SUPPLIED INFORMATION
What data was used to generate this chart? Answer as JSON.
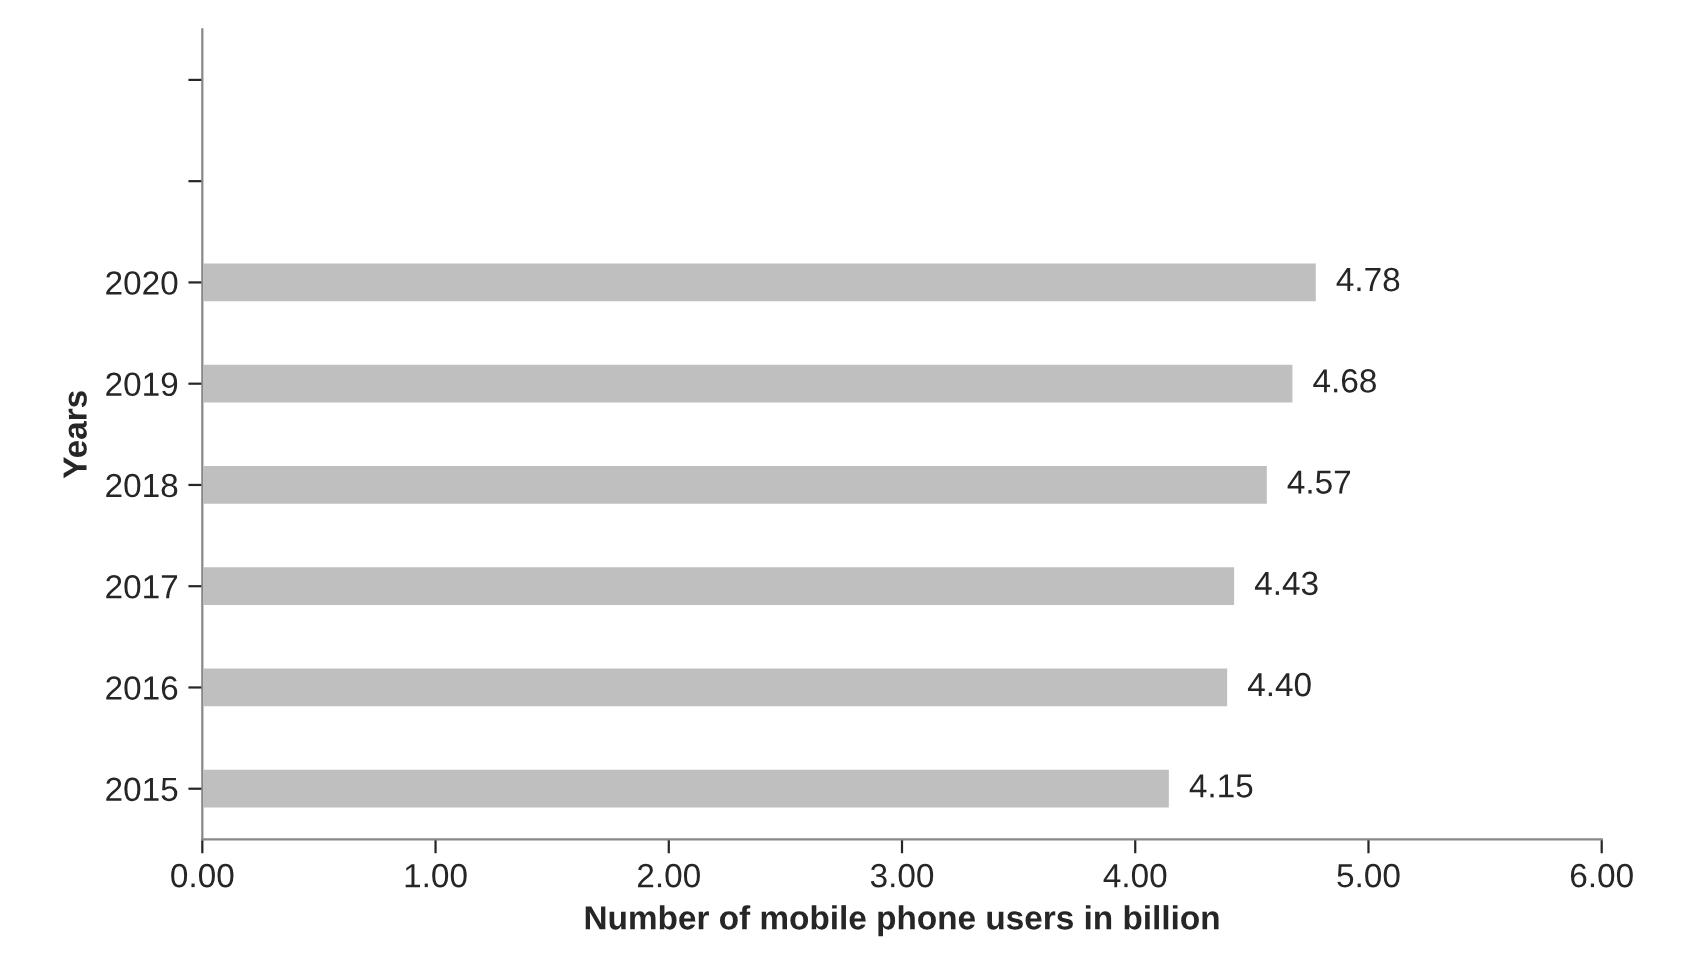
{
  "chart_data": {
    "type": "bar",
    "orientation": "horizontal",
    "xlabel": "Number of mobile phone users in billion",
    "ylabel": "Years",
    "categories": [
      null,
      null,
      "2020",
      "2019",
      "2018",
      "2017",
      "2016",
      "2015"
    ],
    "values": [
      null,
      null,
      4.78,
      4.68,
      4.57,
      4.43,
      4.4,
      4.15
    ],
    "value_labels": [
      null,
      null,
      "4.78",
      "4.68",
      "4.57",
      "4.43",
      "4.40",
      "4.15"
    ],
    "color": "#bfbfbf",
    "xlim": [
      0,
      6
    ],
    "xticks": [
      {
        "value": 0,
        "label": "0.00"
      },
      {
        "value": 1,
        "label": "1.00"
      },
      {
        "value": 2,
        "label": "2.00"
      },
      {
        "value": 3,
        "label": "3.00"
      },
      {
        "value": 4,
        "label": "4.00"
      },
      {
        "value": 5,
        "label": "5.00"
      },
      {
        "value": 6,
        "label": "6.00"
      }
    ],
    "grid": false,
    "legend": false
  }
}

SET PROBLEM
From start to finish, output the listing exactly, but omit its pictures.

TASK RESULT
What data was used to generate this chart? Answer as JSON.
{
  "chart_data": {
    "type": "bar",
    "orientation": "horizontal",
    "xlabel": "Number of mobile phone users in billion",
    "ylabel": "Years",
    "categories": [
      null,
      null,
      "2020",
      "2019",
      "2018",
      "2017",
      "2016",
      "2015"
    ],
    "values": [
      null,
      null,
      4.78,
      4.68,
      4.57,
      4.43,
      4.4,
      4.15
    ],
    "value_labels": [
      null,
      null,
      "4.78",
      "4.68",
      "4.57",
      "4.43",
      "4.40",
      "4.15"
    ],
    "color": "#bfbfbf",
    "xlim": [
      0,
      6
    ],
    "xticks": [
      {
        "value": 0,
        "label": "0.00"
      },
      {
        "value": 1,
        "label": "1.00"
      },
      {
        "value": 2,
        "label": "2.00"
      },
      {
        "value": 3,
        "label": "3.00"
      },
      {
        "value": 4,
        "label": "4.00"
      },
      {
        "value": 5,
        "label": "5.00"
      },
      {
        "value": 6,
        "label": "6.00"
      }
    ],
    "grid": false,
    "legend": false
  }
}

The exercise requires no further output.